[start]

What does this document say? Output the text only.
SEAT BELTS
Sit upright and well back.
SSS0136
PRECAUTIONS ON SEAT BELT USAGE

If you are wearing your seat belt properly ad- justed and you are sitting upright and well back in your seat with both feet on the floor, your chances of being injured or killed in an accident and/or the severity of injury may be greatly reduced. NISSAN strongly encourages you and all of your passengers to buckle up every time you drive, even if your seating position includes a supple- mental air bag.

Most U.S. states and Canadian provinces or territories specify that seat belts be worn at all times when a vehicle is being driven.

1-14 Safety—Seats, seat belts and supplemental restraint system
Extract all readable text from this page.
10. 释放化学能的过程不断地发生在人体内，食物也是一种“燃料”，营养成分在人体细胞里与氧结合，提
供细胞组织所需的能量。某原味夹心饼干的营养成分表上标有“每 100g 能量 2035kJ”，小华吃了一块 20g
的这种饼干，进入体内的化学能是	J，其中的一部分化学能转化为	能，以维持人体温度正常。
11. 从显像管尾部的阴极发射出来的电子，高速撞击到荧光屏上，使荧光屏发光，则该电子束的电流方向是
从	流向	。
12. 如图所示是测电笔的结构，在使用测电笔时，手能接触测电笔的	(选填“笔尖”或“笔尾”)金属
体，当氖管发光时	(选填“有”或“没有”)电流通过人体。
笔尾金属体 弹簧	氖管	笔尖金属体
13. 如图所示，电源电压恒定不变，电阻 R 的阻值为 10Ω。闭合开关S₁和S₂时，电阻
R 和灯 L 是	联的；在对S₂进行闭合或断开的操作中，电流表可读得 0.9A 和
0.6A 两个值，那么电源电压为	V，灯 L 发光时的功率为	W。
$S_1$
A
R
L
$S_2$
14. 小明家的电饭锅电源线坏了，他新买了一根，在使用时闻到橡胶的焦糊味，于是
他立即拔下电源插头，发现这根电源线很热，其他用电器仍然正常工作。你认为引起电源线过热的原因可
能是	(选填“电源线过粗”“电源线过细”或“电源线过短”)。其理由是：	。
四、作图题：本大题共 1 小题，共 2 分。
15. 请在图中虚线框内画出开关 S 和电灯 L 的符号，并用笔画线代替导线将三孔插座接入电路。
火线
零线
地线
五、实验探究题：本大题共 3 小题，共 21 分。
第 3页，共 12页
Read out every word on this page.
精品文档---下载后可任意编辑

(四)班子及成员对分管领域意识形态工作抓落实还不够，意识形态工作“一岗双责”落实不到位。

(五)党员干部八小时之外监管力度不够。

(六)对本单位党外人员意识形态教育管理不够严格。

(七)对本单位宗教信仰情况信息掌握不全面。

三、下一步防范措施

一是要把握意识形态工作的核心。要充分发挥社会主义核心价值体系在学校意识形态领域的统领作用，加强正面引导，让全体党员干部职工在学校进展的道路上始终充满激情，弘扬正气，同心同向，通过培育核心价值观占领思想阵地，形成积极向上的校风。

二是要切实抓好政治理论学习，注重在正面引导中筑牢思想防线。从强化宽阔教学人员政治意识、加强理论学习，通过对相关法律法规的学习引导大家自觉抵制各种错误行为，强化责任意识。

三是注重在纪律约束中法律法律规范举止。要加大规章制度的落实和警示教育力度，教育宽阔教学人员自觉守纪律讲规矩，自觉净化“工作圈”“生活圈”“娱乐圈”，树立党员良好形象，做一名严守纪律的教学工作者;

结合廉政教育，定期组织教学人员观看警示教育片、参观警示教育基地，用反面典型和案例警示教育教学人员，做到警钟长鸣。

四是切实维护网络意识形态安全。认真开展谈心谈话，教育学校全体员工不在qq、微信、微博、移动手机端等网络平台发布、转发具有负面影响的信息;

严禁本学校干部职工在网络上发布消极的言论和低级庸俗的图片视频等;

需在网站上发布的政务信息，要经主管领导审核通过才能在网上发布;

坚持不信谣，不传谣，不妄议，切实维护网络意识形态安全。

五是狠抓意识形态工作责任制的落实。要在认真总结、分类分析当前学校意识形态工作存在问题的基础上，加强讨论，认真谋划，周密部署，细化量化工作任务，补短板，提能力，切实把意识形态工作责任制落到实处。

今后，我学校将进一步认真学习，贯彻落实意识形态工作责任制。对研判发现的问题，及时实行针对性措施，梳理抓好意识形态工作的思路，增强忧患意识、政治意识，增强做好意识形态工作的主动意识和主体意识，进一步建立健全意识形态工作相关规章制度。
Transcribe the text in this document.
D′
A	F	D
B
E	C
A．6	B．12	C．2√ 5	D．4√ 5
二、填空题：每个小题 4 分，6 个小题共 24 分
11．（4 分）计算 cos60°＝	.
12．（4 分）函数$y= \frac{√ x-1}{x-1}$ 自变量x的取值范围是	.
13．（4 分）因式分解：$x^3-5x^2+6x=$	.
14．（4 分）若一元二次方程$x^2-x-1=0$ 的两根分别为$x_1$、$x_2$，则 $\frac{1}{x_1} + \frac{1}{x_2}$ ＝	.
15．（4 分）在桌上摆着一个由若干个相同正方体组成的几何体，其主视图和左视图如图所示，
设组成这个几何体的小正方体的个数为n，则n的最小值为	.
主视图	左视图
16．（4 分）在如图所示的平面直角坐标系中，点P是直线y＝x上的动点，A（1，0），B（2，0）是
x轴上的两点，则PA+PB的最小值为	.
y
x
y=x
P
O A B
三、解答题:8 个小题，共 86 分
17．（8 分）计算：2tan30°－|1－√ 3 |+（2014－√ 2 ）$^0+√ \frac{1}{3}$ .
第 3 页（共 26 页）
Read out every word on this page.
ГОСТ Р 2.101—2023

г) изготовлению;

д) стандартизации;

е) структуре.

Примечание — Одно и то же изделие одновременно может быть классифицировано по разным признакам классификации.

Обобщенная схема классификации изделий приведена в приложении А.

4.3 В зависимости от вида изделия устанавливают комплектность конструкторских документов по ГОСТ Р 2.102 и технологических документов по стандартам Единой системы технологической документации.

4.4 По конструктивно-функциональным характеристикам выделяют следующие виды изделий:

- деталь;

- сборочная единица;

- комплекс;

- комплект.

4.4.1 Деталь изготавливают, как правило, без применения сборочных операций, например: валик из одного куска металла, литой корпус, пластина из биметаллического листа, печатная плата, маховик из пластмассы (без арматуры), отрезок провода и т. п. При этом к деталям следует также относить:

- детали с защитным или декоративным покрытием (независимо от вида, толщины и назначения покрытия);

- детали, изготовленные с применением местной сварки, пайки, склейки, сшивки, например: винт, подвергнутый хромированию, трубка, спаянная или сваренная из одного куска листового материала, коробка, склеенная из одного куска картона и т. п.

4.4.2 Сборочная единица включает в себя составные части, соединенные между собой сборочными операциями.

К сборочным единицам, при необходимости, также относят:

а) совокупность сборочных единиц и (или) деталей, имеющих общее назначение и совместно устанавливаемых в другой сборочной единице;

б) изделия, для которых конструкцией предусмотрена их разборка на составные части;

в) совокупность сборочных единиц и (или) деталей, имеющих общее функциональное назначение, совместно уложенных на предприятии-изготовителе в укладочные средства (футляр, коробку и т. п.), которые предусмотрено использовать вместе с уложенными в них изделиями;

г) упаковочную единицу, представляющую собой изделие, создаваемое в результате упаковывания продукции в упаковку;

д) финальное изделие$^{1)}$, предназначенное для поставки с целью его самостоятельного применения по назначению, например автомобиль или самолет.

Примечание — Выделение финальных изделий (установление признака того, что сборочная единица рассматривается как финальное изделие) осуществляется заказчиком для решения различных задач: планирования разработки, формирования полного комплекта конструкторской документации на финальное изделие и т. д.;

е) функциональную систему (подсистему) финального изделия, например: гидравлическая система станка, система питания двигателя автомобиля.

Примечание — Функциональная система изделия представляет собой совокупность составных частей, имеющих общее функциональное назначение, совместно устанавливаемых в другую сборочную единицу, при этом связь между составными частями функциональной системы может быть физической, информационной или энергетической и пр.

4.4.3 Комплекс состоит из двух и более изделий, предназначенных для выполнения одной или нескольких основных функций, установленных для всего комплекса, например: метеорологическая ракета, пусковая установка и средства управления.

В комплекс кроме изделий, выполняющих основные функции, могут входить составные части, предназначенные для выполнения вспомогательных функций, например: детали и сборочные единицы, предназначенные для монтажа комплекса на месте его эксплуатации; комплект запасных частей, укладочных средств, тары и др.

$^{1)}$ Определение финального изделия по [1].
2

[end]

▶ _Aim of the exercise_:
Return each line in the records that holds the string "вида".

▶ _Answer to this exercise_:
4.3 В зависимости от вида изделия устанавливают комплектность конструкторских документов по ГОСТ Р 2.102 и технологических документов по стандартам Единой системы технологической документации.
- детали с защитным или декоративным покрытием (независимо от вида, толщины и назначения покрытия);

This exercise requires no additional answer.